• What you are asked to do
Scan the following material for the string "JSON" and copy each line in which it appears.
==*==
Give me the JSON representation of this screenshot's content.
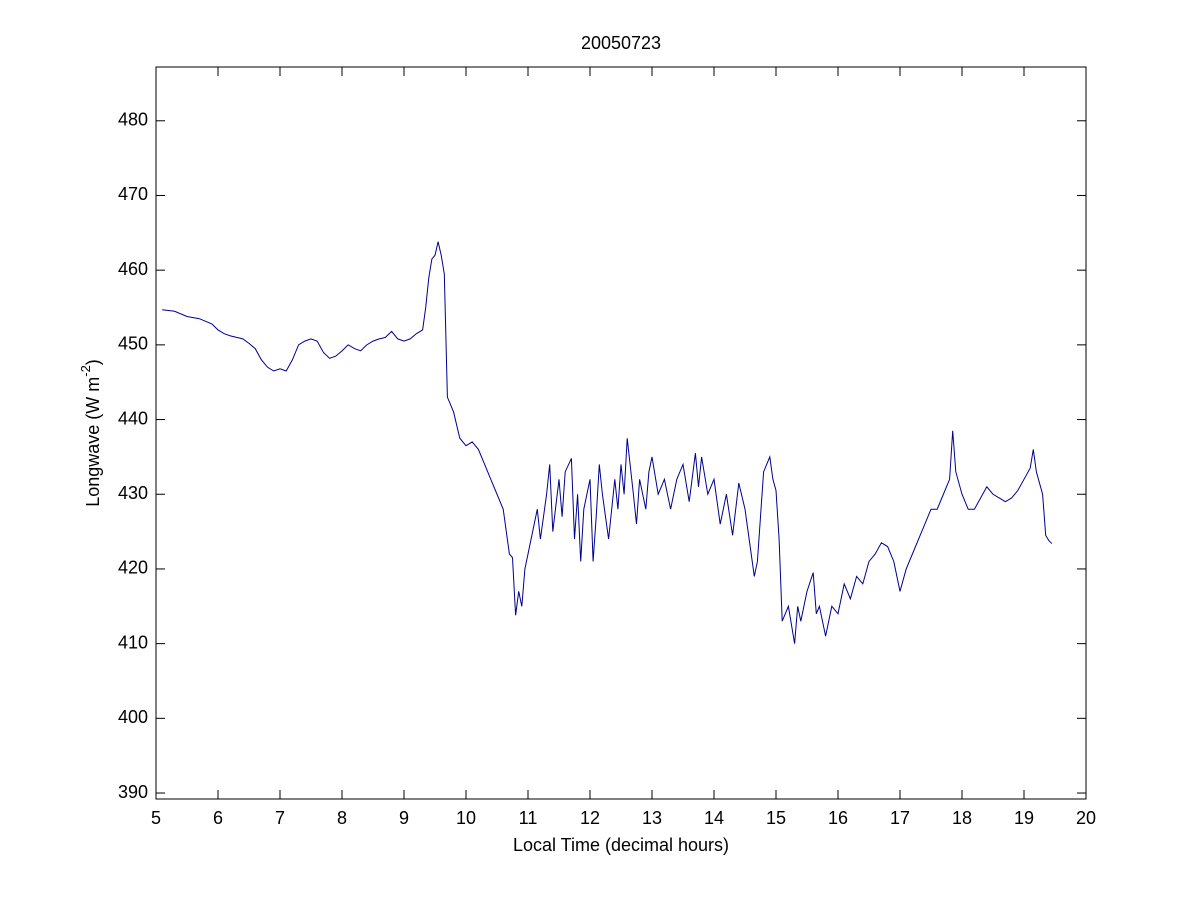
{
  "chart_data": {
    "type": "line",
    "title": "20050723",
    "xlabel": "Local Time (decimal hours)",
    "ylabel": [
      "Longwave (W m",
      "-2",
      ")"
    ],
    "xlim": [
      5,
      20
    ],
    "ylim": [
      389.2,
      487.2
    ],
    "xticks": [
      5,
      6,
      7,
      8,
      9,
      10,
      11,
      12,
      13,
      14,
      15,
      16,
      17,
      18,
      19,
      20
    ],
    "yticks": [
      390,
      400,
      410,
      420,
      430,
      440,
      450,
      460,
      470,
      480
    ],
    "grid": false,
    "series": [
      {
        "name": "Longwave",
        "color": "#00008f",
        "x": [
          5.1,
          5.3,
          5.5,
          5.7,
          5.9,
          6.0,
          6.1,
          6.2,
          6.3,
          6.4,
          6.5,
          6.6,
          6.7,
          6.8,
          6.9,
          7.0,
          7.1,
          7.2,
          7.3,
          7.4,
          7.5,
          7.6,
          7.7,
          7.8,
          7.9,
          8.0,
          8.1,
          8.2,
          8.3,
          8.4,
          8.5,
          8.6,
          8.7,
          8.8,
          8.9,
          9.0,
          9.1,
          9.2,
          9.3,
          9.35,
          9.4,
          9.45,
          9.5,
          9.55,
          9.6,
          9.65,
          9.7,
          9.8,
          9.9,
          10.0,
          10.1,
          10.2,
          10.3,
          10.4,
          10.5,
          10.6,
          10.7,
          10.75,
          10.8,
          10.85,
          10.9,
          10.95,
          11.0,
          11.1,
          11.15,
          11.2,
          11.3,
          11.35,
          11.4,
          11.5,
          11.55,
          11.6,
          11.7,
          11.75,
          11.8,
          11.85,
          11.9,
          12.0,
          12.05,
          12.1,
          12.15,
          12.2,
          12.3,
          12.4,
          12.45,
          12.5,
          12.55,
          12.6,
          12.7,
          12.75,
          12.8,
          12.9,
          12.95,
          13.0,
          13.1,
          13.2,
          13.3,
          13.4,
          13.5,
          13.6,
          13.7,
          13.75,
          13.8,
          13.9,
          14.0,
          14.1,
          14.2,
          14.3,
          14.4,
          14.5,
          14.6,
          14.65,
          14.7,
          14.8,
          14.9,
          14.95,
          15.0,
          15.05,
          15.1,
          15.2,
          15.3,
          15.35,
          15.4,
          15.5,
          15.6,
          15.65,
          15.7,
          15.8,
          15.9,
          16.0,
          16.1,
          16.2,
          16.3,
          16.4,
          16.5,
          16.6,
          16.7,
          16.8,
          16.9,
          17.0,
          17.1,
          17.2,
          17.3,
          17.4,
          17.5,
          17.6,
          17.7,
          17.8,
          17.85,
          17.9,
          18.0,
          18.1,
          18.2,
          18.3,
          18.4,
          18.5,
          18.6,
          18.7,
          18.8,
          18.9,
          19.0,
          19.1,
          19.15,
          19.2,
          19.3,
          19.35,
          19.4,
          19.45
        ],
        "values": [
          454.7,
          454.5,
          453.8,
          453.5,
          452.8,
          452,
          451.5,
          451.2,
          451,
          450.8,
          450.2,
          449.5,
          448,
          447,
          446.5,
          446.8,
          446.5,
          448,
          450,
          450.5,
          450.8,
          450.5,
          449,
          448.2,
          448.5,
          449.2,
          450,
          449.5,
          449.2,
          450,
          450.5,
          450.8,
          451,
          451.8,
          450.8,
          450.5,
          450.8,
          451.5,
          452,
          455,
          459,
          461.5,
          462,
          463.8,
          462,
          459.5,
          443,
          441,
          437.5,
          436.5,
          437,
          436,
          434,
          432,
          430,
          428,
          422,
          421.5,
          413.8,
          417,
          415,
          420,
          422,
          426,
          428,
          424,
          430,
          434,
          425,
          432,
          427,
          433,
          434.8,
          424,
          430,
          421,
          428,
          432,
          421,
          427,
          434,
          430,
          424,
          432,
          428,
          434,
          430,
          437.5,
          430,
          426,
          432,
          428,
          433,
          435,
          430,
          432,
          428,
          432,
          434,
          429,
          435.5,
          431,
          435,
          430,
          432,
          426,
          430,
          424.5,
          431.5,
          428,
          422,
          419,
          421,
          433,
          435,
          432,
          430.5,
          424,
          413,
          415,
          410,
          415,
          413,
          417,
          419.5,
          414,
          415,
          411,
          415,
          414,
          418,
          416,
          419,
          418,
          421,
          422,
          423.5,
          423,
          421,
          417,
          420,
          422,
          424,
          426,
          428,
          428,
          430,
          432,
          438.5,
          433,
          430,
          428,
          428,
          429.5,
          431,
          430,
          429.5,
          429,
          429.5,
          430.5,
          432,
          433.5,
          436,
          433,
          430,
          424.5,
          423.8,
          423.4
        ]
      }
    ]
  }
}
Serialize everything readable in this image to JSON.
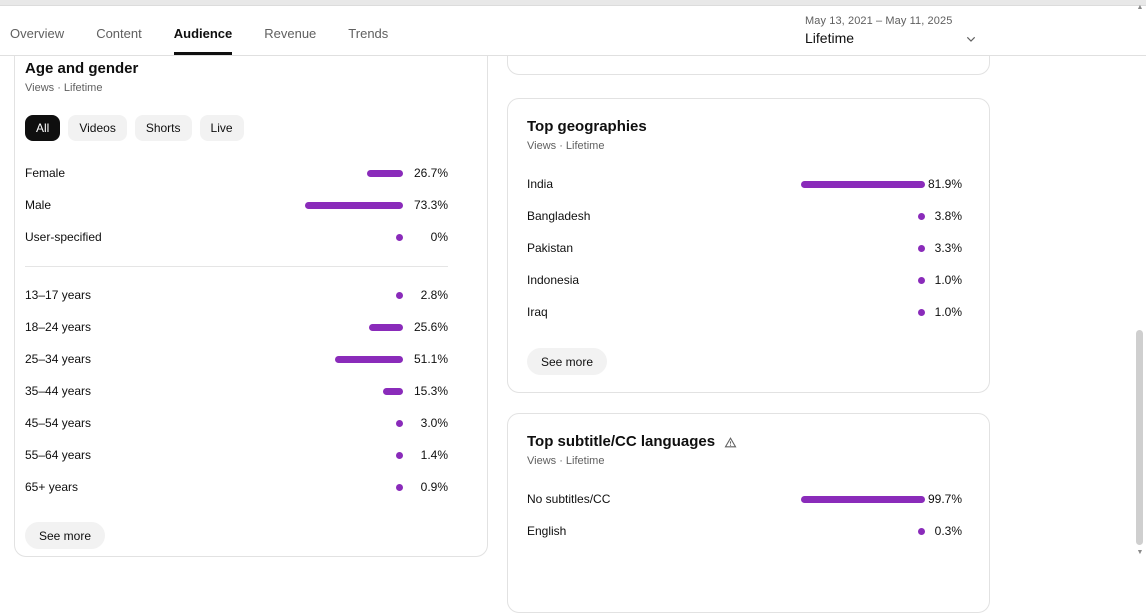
{
  "colors": {
    "accent": "#8a2bba"
  },
  "tabs": [
    {
      "label": "Overview"
    },
    {
      "label": "Content"
    },
    {
      "label": "Audience",
      "active": true
    },
    {
      "label": "Revenue"
    },
    {
      "label": "Trends"
    }
  ],
  "date_picker": {
    "range": "May 13, 2021 – May 11, 2025",
    "preset": "Lifetime",
    "icon": "chevron-down"
  },
  "age_gender_card": {
    "title": "Age and gender",
    "subtitle": "Views · Lifetime",
    "filters": [
      "All",
      "Videos",
      "Shorts",
      "Live"
    ],
    "gender_rows": [
      {
        "label": "Female",
        "pct": 26.7,
        "value": "26.7%"
      },
      {
        "label": "Male",
        "pct": 73.3,
        "value": "73.3%"
      },
      {
        "label": "User-specified",
        "pct": 0,
        "value": "0%"
      }
    ],
    "age_rows": [
      {
        "label": "13–17 years",
        "pct": 2.8,
        "value": "2.8%"
      },
      {
        "label": "18–24 years",
        "pct": 25.6,
        "value": "25.6%"
      },
      {
        "label": "25–34 years",
        "pct": 51.1,
        "value": "51.1%"
      },
      {
        "label": "35–44 years",
        "pct": 15.3,
        "value": "15.3%"
      },
      {
        "label": "45–54 years",
        "pct": 3.0,
        "value": "3.0%"
      },
      {
        "label": "55–64 years",
        "pct": 1.4,
        "value": "1.4%"
      },
      {
        "label": "65+ years",
        "pct": 0.9,
        "value": "0.9%"
      }
    ],
    "see_more_label": "See more"
  },
  "geographies_card": {
    "title": "Top geographies",
    "subtitle": "Views · Lifetime",
    "rows": [
      {
        "label": "India",
        "pct": 81.9,
        "value": "81.9%"
      },
      {
        "label": "Bangladesh",
        "pct": 3.8,
        "value": "3.8%"
      },
      {
        "label": "Pakistan",
        "pct": 3.3,
        "value": "3.3%"
      },
      {
        "label": "Indonesia",
        "pct": 1.0,
        "value": "1.0%"
      },
      {
        "label": "Iraq",
        "pct": 1.0,
        "value": "1.0%"
      }
    ],
    "see_more_label": "See more"
  },
  "subtitles_card": {
    "title": "Top subtitle/CC languages",
    "subtitle": "Views · Lifetime",
    "icon": "warning-triangle",
    "rows": [
      {
        "label": "No subtitles/CC",
        "pct": 99.7,
        "value": "99.7%"
      },
      {
        "label": "English",
        "pct": 0.3,
        "value": "0.3%"
      }
    ]
  },
  "scrollbar": {
    "up_icon": "arrow-up",
    "down_icon": "arrow-down"
  }
}
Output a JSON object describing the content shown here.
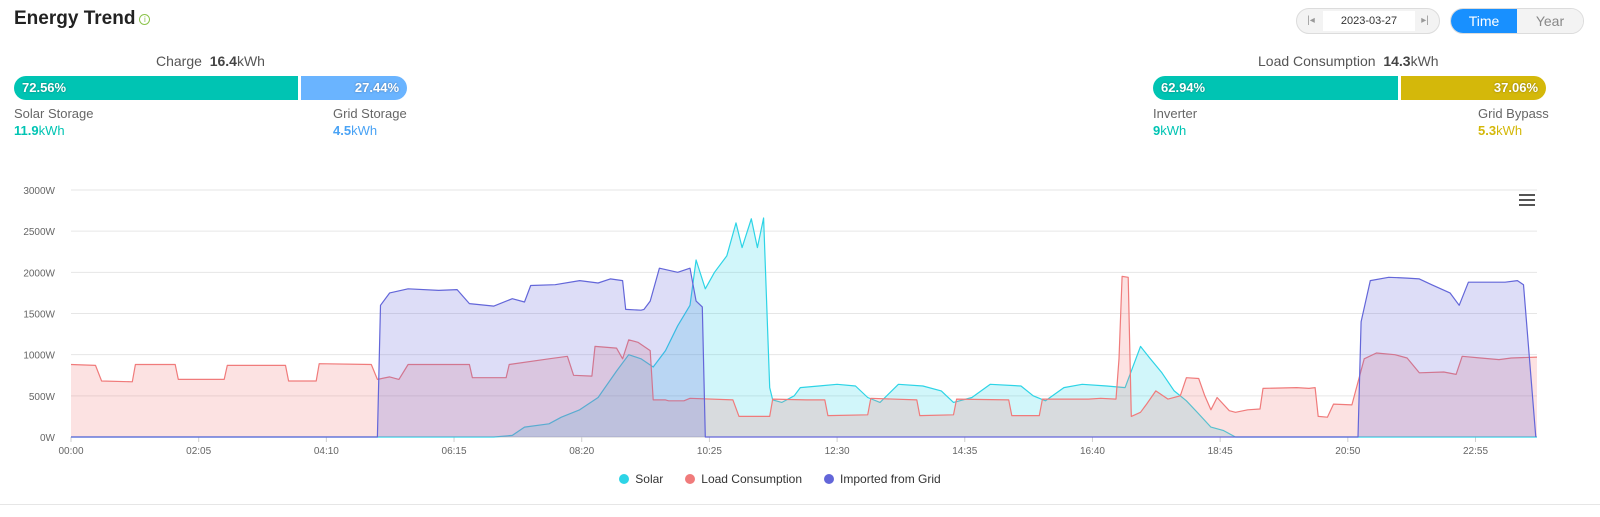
==*==
• Task response
Give me the JSON representation of this screenshot's content.
Serialize everything readable in this image to JSON.
Output a JSON object describing the content shown here.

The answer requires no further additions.